# Short exercise
Identify the lines that contain the string "this", then copy each of them.

- - -

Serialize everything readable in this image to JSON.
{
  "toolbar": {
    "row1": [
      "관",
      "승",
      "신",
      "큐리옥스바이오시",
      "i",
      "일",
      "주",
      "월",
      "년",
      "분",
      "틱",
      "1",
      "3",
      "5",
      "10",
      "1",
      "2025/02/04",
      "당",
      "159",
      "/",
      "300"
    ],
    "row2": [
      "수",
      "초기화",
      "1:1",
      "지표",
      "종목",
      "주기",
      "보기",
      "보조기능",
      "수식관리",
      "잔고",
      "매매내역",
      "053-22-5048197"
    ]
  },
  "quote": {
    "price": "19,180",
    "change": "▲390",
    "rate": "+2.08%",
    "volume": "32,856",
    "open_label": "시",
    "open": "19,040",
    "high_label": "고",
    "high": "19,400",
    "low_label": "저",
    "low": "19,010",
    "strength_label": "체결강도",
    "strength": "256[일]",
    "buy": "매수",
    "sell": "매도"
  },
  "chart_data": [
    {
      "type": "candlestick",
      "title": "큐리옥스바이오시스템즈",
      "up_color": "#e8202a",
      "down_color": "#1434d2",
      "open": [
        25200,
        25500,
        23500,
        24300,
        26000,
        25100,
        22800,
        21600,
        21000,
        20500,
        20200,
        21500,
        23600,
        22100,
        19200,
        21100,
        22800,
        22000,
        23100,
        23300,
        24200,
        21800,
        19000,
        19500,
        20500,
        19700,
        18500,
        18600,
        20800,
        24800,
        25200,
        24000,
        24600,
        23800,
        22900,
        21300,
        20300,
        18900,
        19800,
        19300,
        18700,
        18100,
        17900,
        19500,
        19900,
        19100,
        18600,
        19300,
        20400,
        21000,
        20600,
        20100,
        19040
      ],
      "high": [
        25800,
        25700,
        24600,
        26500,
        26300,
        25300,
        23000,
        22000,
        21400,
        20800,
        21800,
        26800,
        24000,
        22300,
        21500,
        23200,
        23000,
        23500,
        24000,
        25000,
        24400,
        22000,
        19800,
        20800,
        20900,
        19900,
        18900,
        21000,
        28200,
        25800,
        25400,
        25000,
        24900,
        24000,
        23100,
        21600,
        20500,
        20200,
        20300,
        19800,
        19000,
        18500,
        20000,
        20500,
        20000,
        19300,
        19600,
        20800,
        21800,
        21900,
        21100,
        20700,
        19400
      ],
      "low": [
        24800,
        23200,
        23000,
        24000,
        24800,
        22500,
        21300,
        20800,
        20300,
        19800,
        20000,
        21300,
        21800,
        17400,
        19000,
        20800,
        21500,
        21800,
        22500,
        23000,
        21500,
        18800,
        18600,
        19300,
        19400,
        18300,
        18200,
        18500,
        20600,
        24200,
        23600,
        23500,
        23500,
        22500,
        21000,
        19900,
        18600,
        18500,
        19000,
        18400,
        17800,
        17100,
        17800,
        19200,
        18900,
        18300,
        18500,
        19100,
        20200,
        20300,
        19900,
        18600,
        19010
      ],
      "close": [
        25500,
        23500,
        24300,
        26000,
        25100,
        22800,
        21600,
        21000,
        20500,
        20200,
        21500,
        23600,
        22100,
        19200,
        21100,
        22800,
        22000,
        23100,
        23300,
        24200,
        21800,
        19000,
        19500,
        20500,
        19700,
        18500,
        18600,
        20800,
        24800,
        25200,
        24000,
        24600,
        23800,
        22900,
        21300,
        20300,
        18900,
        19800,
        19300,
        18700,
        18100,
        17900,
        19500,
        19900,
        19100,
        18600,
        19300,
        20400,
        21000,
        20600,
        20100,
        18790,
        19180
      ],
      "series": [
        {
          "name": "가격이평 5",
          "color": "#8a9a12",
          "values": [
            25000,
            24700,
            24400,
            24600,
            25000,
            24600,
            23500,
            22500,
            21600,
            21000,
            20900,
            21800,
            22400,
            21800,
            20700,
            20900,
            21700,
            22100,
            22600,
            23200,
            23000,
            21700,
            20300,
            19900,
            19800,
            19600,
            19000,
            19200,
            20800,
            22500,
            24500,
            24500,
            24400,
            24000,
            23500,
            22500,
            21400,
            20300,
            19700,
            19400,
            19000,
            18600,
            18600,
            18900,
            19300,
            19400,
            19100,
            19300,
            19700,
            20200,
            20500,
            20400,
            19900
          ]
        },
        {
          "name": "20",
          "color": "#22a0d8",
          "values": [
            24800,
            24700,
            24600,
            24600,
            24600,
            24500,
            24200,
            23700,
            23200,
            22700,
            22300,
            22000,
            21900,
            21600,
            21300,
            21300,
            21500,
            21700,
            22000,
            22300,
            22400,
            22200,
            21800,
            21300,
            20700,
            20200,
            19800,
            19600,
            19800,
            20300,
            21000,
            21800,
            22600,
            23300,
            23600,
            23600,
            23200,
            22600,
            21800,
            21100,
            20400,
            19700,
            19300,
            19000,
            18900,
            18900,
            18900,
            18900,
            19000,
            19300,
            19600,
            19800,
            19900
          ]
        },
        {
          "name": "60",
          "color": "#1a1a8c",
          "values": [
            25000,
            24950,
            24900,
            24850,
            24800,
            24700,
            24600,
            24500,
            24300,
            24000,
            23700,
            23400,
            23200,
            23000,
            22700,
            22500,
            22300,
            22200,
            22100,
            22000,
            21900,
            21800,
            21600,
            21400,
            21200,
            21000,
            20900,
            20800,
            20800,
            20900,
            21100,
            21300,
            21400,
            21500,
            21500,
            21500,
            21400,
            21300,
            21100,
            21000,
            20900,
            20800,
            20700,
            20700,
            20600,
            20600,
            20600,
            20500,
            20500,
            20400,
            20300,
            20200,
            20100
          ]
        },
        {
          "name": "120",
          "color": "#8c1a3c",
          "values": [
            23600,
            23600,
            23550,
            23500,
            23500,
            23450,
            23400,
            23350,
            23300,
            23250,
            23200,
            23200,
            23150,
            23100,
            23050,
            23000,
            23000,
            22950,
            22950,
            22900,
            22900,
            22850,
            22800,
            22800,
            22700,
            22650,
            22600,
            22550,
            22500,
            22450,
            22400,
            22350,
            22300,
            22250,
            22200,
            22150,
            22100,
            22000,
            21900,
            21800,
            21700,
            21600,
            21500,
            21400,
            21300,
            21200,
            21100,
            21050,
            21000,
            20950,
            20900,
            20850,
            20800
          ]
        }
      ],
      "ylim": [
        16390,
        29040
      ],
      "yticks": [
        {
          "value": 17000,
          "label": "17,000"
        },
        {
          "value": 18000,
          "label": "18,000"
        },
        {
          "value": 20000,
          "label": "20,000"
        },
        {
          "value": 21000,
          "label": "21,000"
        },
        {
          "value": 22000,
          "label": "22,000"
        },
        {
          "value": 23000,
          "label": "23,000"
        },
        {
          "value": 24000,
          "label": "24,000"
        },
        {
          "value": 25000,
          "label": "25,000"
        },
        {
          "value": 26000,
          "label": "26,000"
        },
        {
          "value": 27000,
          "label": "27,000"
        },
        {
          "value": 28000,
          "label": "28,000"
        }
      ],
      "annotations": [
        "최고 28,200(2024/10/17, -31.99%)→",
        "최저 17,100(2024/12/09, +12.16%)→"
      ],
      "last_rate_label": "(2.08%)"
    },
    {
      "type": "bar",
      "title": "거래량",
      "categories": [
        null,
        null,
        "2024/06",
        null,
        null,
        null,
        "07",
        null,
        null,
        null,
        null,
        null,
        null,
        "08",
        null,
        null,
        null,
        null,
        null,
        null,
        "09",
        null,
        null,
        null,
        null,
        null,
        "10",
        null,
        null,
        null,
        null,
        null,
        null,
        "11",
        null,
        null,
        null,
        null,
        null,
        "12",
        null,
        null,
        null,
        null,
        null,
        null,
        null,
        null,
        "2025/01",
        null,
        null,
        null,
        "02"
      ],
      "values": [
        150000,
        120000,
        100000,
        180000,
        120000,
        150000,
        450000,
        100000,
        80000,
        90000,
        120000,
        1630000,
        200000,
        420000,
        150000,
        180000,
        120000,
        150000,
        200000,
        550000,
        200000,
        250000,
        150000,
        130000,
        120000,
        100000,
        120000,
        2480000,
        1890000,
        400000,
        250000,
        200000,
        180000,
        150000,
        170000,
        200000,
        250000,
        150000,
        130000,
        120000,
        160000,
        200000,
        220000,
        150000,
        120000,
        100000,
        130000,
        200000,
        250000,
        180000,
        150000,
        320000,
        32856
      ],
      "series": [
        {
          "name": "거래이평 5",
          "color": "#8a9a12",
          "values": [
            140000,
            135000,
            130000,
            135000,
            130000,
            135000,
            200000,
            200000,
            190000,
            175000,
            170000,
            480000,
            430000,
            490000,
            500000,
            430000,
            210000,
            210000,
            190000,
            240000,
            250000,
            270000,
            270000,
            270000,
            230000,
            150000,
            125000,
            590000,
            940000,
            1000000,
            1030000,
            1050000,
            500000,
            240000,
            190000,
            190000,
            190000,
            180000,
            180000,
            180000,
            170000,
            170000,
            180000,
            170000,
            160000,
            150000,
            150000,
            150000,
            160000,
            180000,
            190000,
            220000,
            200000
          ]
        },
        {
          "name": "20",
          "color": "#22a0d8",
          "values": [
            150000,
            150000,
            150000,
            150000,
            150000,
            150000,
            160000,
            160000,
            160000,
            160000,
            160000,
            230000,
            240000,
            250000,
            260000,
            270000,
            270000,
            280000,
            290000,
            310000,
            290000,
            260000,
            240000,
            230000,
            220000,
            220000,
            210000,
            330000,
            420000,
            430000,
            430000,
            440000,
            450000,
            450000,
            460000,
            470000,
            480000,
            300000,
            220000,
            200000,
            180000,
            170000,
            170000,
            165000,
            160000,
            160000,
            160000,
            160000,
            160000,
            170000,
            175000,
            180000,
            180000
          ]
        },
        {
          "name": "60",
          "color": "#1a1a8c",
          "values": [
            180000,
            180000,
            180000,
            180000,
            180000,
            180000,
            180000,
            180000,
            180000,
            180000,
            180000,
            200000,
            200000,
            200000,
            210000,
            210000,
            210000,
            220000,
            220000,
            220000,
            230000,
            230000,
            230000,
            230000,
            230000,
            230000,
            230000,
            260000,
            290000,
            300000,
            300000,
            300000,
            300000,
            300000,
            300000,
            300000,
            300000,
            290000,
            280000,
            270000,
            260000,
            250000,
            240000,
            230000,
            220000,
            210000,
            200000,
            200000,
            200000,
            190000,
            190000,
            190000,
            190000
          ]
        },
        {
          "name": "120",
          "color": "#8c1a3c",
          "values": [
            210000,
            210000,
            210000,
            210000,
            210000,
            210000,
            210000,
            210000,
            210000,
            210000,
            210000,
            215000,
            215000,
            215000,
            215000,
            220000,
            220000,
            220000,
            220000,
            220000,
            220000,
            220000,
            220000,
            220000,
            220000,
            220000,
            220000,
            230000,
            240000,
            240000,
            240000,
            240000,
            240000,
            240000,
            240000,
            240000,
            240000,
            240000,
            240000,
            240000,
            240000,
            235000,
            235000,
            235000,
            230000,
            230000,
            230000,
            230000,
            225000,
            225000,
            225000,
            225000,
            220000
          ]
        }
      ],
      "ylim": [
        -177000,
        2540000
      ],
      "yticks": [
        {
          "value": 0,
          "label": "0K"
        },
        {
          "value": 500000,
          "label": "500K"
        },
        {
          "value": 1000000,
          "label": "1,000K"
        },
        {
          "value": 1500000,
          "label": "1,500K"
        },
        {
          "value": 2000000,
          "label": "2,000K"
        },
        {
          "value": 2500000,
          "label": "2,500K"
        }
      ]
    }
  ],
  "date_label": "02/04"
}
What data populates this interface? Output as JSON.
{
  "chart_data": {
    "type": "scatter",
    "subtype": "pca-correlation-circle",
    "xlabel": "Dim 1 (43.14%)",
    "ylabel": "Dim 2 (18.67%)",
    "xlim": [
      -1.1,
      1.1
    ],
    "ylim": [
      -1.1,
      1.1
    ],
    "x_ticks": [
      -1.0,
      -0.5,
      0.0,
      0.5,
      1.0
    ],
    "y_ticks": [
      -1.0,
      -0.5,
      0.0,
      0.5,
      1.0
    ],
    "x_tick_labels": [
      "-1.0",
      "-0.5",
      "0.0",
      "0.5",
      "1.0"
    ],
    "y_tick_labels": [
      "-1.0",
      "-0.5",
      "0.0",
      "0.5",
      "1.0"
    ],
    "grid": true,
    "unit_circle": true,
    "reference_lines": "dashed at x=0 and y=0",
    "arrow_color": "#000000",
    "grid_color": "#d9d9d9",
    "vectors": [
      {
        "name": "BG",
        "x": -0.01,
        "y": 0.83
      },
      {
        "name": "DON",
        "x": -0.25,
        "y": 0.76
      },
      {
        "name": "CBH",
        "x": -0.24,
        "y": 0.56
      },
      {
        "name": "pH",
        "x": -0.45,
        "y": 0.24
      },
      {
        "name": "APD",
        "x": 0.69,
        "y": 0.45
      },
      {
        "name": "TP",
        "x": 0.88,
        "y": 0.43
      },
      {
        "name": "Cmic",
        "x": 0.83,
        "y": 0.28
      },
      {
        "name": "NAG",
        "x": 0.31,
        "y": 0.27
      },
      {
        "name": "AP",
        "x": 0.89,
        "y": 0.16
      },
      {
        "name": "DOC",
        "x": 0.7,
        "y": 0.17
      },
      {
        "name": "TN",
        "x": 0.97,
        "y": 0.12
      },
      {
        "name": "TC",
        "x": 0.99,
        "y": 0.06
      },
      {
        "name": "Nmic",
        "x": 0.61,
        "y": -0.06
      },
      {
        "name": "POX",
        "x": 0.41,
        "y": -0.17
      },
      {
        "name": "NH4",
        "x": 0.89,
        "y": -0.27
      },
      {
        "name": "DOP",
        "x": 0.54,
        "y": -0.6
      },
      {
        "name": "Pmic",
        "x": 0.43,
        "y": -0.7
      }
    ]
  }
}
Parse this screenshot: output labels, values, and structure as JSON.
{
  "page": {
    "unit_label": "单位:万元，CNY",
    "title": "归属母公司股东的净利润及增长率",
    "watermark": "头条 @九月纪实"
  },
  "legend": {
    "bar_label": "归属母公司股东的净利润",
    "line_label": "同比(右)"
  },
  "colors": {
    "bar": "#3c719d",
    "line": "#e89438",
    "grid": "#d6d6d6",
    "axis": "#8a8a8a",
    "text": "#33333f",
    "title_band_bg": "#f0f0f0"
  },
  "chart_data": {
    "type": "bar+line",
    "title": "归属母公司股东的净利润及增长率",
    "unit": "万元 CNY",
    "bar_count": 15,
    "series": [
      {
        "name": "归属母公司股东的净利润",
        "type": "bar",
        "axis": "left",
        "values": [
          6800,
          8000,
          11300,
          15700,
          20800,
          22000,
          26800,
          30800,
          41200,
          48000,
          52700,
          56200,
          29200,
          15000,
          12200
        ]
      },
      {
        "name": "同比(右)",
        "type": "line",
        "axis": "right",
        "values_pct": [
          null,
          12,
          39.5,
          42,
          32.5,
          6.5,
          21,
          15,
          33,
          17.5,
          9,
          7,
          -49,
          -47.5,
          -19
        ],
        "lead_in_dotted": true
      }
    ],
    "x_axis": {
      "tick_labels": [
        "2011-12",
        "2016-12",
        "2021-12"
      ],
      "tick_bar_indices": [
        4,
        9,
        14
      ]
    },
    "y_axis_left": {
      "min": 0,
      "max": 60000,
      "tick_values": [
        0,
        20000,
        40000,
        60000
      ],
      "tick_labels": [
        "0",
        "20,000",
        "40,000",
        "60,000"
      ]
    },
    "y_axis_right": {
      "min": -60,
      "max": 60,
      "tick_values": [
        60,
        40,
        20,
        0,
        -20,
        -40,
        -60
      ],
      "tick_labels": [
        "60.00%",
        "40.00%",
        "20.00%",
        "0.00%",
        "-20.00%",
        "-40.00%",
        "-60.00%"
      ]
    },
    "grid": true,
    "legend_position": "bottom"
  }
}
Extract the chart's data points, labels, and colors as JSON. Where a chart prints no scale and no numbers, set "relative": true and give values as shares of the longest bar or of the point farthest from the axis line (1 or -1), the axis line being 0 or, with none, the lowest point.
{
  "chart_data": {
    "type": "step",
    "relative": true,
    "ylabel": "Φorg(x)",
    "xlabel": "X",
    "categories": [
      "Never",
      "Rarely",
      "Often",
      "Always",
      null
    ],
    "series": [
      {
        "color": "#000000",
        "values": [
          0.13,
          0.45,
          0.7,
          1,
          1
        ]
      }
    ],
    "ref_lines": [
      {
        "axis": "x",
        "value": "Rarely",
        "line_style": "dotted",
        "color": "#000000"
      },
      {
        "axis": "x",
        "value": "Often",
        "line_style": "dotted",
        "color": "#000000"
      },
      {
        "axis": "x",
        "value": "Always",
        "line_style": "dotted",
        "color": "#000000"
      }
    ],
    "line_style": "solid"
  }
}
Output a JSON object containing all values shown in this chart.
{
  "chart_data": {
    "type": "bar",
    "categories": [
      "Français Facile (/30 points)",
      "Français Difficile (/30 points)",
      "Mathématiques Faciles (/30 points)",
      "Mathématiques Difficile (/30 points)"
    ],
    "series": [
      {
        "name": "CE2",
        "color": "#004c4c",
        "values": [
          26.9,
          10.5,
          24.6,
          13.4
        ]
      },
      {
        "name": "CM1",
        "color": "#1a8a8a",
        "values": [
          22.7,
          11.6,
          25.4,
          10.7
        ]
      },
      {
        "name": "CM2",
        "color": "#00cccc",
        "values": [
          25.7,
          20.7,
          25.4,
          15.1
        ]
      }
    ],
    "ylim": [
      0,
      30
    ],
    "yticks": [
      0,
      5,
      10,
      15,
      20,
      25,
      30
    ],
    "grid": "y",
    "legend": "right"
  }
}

- - -

# Finished exercise
Serialize everything readable in this image to JSON.
What data populates this interface? Output as JSON.
Parse this screenshot: output labels, values, and structure as JSON.
Output a JSON object containing all values shown in this chart.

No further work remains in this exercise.